● **Written request**
Reproduce all the lines below exactly and omit the images.
Start of Dataset rows
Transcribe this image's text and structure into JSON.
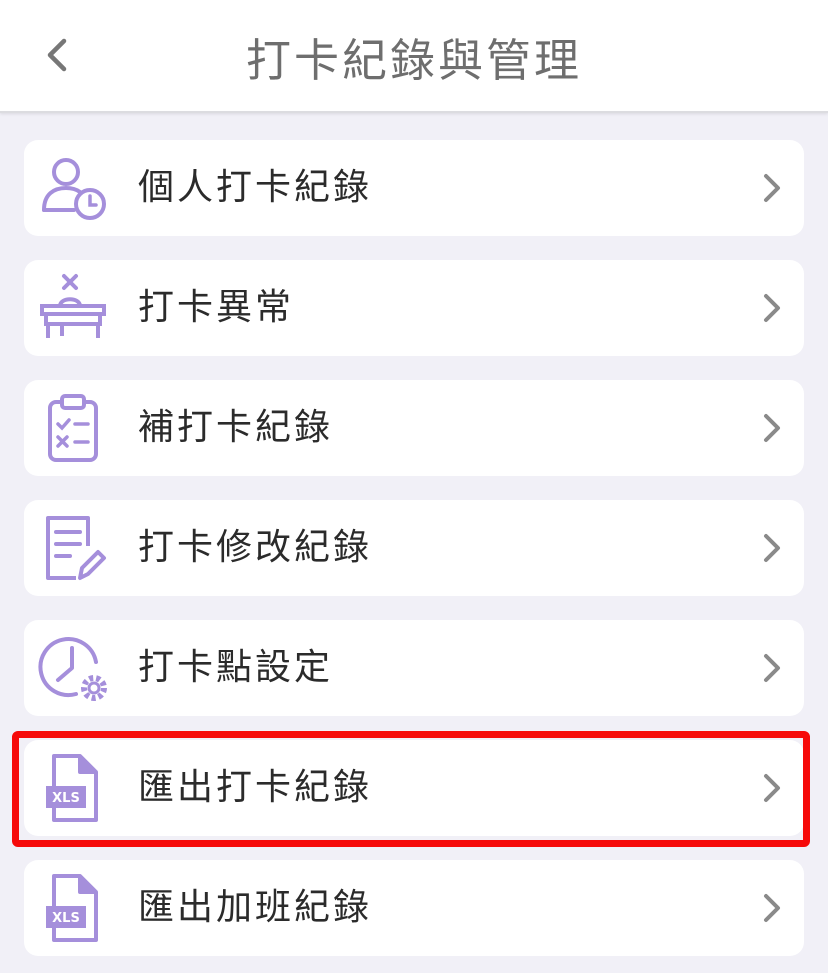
{
  "header": {
    "title": "打卡紀錄與管理",
    "back_icon": "chevron-left-icon"
  },
  "colors": {
    "accent": "#a58fdb",
    "highlight": "#f60a0a",
    "background": "#f1f0f7"
  },
  "items": [
    {
      "label": "個人打卡紀錄",
      "icon": "user-clock-icon"
    },
    {
      "label": "打卡異常",
      "icon": "desk-x-icon"
    },
    {
      "label": "補打卡紀錄",
      "icon": "clipboard-checklist-icon"
    },
    {
      "label": "打卡修改紀錄",
      "icon": "document-edit-icon"
    },
    {
      "label": "打卡點設定",
      "icon": "clock-gear-icon"
    },
    {
      "label": "匯出打卡紀錄",
      "icon": "xls-file-icon",
      "highlighted": true
    },
    {
      "label": "匯出加班紀錄",
      "icon": "xls-file-icon"
    }
  ],
  "xls_badge": "XLS"
}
End of Dataset rows
● **Response below**
Transcribe this image's text and structure into JSON.
{
  "header": {
    "title": "打卡紀錄與管理",
    "back_icon": "chevron-left-icon"
  },
  "colors": {
    "accent": "#a58fdb",
    "highlight": "#f60a0a",
    "background": "#f1f0f7"
  },
  "items": [
    {
      "label": "個人打卡紀錄",
      "icon": "user-clock-icon"
    },
    {
      "label": "打卡異常",
      "icon": "desk-x-icon"
    },
    {
      "label": "補打卡紀錄",
      "icon": "clipboard-checklist-icon"
    },
    {
      "label": "打卡修改紀錄",
      "icon": "document-edit-icon"
    },
    {
      "label": "打卡點設定",
      "icon": "clock-gear-icon"
    },
    {
      "label": "匯出打卡紀錄",
      "icon": "xls-file-icon",
      "highlighted": true
    },
    {
      "label": "匯出加班紀錄",
      "icon": "xls-file-icon"
    }
  ],
  "xls_badge": "XLS"
}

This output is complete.